Dataset entries:
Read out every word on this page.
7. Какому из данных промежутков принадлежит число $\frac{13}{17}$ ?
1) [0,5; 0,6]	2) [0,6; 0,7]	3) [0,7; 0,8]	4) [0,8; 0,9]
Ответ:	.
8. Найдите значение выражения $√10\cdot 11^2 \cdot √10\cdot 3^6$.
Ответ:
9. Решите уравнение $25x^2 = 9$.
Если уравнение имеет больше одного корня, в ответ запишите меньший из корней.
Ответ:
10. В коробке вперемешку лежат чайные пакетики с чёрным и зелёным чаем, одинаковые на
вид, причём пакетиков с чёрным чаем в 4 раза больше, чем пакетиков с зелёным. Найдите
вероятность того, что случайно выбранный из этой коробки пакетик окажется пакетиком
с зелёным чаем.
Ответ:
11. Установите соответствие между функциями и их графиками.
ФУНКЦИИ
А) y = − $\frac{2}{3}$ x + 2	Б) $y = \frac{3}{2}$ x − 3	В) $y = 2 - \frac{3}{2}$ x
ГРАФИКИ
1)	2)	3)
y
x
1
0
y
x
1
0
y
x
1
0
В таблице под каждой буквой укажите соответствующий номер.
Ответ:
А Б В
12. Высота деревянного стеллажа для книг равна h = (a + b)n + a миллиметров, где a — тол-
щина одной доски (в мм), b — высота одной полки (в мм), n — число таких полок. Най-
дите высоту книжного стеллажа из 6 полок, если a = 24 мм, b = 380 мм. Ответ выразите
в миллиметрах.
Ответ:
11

What is expected >> Output all of the data above without any alteration.

Written response >>
Read out every word on this page.
7. Какому из данных промежутков принадлежит число $\frac{13}{17}$ ?
1) [0,5; 0,6]	2) [0,6; 0,7]	3) [0,7; 0,8]	4) [0,8; 0,9]
Ответ:	.
8. Найдите значение выражения $√10\cdot 11^2 \cdot √10\cdot 3^6$.
Ответ:
9. Решите уравнение $25x^2 = 9$.
Если уравнение имеет больше одного корня, в ответ запишите меньший из корней.
Ответ:
10. В коробке вперемешку лежат чайные пакетики с чёрным и зелёным чаем, одинаковые на
вид, причём пакетиков с чёрным чаем в 4 раза больше, чем пакетиков с зелёным. Найдите
вероятность того, что случайно выбранный из этой коробки пакетик окажется пакетиком
с зелёным чаем.
Ответ:
11. Установите соответствие между функциями и их графиками.
ФУНКЦИИ
А) y = − $\frac{2}{3}$ x + 2	Б) $y = \frac{3}{2}$ x − 3	В) $y = 2 - \frac{3}{2}$ x
ГРАФИКИ
1)	2)	3)
y
x
1
0
y
x
1
0
y
x
1
0
В таблице под каждой буквой укажите соответствующий номер.
Ответ:
А Б В
12. Высота деревянного стеллажа для книг равна h = (a + b)n + a миллиметров, где a — тол-
щина одной доски (в мм), b — высота одной полки (в мм), n — число таких полок. Най-
дите высоту книжного стеллажа из 6 полок, если a = 24 мм, b = 380 мм. Ответ выразите
в миллиметрах.
Ответ:
11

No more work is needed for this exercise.